** Start of DATA FOR THIS EXERCISE **
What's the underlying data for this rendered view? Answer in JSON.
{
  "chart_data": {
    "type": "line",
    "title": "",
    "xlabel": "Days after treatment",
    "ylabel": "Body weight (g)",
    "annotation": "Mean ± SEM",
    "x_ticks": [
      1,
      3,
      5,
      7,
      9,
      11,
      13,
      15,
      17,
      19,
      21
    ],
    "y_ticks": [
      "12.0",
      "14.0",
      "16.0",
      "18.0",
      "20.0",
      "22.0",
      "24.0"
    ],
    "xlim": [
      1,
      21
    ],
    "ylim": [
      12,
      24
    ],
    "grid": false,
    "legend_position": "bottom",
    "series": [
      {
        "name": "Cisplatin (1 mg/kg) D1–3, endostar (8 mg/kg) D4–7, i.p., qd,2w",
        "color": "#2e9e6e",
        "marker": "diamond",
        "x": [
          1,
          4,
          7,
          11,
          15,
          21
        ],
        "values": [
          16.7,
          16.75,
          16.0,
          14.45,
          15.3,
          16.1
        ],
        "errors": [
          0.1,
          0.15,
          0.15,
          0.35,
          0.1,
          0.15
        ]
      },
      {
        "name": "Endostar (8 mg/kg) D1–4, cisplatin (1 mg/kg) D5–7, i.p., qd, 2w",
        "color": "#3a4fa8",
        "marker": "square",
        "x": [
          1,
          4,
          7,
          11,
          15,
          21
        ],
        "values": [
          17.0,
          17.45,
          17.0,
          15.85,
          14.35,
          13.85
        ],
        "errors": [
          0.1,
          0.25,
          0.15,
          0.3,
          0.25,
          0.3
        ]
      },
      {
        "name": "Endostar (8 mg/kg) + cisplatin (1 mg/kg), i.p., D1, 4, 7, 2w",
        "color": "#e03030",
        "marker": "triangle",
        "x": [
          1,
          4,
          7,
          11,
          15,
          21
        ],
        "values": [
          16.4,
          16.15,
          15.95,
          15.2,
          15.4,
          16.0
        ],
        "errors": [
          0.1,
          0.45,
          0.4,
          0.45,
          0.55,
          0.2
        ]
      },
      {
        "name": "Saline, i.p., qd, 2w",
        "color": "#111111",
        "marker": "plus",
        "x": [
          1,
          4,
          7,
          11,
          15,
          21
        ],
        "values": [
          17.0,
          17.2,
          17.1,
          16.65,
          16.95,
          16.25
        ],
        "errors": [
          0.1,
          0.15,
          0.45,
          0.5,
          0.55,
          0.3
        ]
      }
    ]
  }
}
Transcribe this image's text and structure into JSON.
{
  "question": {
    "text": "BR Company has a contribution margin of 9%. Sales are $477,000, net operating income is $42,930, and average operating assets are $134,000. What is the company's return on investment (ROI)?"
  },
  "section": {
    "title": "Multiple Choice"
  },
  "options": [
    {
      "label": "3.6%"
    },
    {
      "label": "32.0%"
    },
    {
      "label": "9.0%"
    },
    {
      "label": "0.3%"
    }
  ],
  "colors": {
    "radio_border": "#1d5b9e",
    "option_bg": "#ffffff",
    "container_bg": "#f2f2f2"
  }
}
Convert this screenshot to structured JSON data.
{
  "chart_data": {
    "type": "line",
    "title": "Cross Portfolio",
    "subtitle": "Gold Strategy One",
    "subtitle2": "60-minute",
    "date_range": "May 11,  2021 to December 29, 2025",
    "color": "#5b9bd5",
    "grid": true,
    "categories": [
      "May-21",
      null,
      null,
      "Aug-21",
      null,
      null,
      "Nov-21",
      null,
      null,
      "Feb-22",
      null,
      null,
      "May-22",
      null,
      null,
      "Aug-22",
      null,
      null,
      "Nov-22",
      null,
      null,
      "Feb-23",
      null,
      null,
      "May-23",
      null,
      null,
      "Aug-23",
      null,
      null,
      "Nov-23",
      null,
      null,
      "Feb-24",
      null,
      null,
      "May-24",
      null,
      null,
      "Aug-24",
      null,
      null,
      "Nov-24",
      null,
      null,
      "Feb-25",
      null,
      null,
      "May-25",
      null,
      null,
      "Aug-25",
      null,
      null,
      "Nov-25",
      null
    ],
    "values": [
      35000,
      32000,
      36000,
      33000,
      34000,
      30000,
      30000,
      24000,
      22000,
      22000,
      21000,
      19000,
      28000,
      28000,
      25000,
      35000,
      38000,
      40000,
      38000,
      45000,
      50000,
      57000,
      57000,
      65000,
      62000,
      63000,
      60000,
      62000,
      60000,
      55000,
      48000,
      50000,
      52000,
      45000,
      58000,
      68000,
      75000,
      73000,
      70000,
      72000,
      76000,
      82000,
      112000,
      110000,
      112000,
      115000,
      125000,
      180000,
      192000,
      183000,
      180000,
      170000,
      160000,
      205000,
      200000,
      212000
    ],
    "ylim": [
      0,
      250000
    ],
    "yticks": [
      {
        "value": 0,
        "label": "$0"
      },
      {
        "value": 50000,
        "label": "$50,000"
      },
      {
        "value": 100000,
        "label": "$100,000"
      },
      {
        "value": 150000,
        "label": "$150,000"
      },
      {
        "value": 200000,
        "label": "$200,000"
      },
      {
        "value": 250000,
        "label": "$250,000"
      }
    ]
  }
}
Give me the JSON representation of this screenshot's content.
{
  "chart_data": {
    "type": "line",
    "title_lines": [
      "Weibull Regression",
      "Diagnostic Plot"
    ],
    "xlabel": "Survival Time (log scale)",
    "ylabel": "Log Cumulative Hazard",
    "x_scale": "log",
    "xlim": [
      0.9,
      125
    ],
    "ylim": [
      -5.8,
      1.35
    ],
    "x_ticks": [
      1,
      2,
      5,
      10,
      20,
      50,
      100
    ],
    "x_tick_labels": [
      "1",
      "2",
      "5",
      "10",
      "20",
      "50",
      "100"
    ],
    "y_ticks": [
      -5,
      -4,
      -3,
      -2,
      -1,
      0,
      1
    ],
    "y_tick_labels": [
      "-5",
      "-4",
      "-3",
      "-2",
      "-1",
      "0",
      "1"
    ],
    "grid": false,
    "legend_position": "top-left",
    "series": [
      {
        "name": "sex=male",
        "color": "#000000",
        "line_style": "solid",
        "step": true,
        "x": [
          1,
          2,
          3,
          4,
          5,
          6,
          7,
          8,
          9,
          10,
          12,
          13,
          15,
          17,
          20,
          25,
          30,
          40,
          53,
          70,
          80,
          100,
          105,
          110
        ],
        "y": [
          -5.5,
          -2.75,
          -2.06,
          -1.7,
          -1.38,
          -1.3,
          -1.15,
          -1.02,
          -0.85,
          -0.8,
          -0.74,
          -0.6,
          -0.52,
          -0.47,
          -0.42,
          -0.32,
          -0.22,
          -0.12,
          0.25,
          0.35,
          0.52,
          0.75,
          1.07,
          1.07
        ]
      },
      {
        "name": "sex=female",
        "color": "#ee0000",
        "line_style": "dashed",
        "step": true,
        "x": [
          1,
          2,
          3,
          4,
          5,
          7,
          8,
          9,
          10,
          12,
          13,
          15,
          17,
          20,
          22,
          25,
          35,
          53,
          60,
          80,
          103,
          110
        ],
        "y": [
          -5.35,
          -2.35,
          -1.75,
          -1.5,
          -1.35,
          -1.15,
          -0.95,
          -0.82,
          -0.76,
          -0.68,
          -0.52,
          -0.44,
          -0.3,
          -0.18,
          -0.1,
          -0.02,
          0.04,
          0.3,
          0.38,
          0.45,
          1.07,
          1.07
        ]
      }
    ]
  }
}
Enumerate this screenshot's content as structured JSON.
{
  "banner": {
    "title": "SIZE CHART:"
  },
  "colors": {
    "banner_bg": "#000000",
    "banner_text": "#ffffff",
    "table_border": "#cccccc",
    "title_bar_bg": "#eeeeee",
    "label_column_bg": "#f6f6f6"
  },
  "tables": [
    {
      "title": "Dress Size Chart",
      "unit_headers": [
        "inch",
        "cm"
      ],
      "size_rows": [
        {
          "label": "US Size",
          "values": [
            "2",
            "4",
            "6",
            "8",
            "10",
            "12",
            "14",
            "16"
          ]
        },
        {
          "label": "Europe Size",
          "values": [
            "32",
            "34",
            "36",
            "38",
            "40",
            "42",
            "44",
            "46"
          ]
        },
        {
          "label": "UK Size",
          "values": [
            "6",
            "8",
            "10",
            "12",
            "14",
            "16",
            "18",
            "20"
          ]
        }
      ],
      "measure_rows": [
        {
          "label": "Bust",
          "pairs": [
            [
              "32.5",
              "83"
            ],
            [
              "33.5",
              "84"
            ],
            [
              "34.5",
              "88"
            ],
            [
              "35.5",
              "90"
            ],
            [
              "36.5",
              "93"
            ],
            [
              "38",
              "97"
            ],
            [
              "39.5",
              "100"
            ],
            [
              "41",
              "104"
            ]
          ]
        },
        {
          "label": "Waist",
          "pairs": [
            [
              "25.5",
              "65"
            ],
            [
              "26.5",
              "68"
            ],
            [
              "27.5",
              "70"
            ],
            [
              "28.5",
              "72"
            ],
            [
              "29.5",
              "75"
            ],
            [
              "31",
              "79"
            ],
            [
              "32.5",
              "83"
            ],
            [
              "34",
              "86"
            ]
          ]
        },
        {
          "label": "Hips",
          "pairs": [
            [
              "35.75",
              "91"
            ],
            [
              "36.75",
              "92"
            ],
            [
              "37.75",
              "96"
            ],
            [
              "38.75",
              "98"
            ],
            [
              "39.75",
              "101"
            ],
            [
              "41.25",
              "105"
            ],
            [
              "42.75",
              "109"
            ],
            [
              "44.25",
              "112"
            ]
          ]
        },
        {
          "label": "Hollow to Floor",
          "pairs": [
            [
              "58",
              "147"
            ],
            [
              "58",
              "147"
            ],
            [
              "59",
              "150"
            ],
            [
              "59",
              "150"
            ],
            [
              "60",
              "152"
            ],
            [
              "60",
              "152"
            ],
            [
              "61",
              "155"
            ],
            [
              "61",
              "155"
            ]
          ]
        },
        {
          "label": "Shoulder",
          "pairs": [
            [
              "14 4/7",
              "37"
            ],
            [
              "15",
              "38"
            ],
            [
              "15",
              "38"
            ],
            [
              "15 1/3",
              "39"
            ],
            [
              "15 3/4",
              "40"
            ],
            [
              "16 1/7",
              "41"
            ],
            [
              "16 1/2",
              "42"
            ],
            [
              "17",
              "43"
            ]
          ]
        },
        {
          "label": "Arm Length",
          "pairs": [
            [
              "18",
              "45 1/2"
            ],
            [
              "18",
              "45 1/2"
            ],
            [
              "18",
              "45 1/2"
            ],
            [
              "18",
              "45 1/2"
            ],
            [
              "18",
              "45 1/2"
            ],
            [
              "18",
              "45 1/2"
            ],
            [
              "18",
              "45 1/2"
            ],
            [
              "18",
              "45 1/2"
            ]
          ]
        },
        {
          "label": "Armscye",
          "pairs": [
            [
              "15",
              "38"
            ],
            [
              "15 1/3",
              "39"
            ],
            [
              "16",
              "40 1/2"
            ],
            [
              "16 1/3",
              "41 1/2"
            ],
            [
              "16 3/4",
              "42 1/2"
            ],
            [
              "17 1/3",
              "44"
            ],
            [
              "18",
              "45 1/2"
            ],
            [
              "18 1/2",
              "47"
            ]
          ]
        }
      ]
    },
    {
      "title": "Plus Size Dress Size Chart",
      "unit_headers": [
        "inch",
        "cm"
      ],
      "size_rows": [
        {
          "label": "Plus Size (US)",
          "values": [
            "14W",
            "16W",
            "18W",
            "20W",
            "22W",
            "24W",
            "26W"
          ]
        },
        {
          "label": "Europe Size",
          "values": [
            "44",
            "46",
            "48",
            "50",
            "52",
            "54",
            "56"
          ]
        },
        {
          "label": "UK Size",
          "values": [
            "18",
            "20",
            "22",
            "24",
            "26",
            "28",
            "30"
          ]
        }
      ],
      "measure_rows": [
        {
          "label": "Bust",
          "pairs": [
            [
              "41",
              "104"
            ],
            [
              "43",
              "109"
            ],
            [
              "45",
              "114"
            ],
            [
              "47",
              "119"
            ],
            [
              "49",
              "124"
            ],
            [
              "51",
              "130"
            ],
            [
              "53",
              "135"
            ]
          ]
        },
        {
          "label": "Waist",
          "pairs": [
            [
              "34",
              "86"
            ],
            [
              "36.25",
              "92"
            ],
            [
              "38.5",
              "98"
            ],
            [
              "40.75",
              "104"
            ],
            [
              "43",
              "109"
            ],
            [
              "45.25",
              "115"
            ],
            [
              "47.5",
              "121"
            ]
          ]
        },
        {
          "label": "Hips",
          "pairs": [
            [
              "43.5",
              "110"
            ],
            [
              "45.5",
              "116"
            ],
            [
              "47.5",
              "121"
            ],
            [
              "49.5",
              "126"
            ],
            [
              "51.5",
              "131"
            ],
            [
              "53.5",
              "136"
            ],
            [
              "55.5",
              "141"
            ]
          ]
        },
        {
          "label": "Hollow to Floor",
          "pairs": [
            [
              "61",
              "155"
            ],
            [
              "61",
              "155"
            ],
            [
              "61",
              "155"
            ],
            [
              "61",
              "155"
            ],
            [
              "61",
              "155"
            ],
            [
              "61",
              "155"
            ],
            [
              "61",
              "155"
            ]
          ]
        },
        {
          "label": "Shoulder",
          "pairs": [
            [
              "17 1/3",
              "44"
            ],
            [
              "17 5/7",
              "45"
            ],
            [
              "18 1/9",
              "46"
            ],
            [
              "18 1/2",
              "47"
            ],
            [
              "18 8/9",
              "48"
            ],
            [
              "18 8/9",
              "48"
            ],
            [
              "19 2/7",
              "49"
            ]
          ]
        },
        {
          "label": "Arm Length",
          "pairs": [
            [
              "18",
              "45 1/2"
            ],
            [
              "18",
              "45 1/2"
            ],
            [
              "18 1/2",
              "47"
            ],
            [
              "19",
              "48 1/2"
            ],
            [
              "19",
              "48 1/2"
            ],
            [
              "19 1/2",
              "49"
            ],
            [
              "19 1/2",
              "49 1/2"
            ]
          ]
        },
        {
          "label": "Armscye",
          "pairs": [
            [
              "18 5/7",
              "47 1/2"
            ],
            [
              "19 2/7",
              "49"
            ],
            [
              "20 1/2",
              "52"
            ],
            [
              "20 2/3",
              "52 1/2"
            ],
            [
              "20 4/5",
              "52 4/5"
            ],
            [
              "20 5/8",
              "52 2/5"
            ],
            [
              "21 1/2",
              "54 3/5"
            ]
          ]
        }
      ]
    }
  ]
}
** End of DATA FOR THIS EXERCISE **
WORK INSTRUCTIONS:
Copy out all lines where the word "ylabel" appears.

TASK RESULT:
    "ylabel": "Body weight (g)",
    "ylabel": "Log Cumulative Hazard",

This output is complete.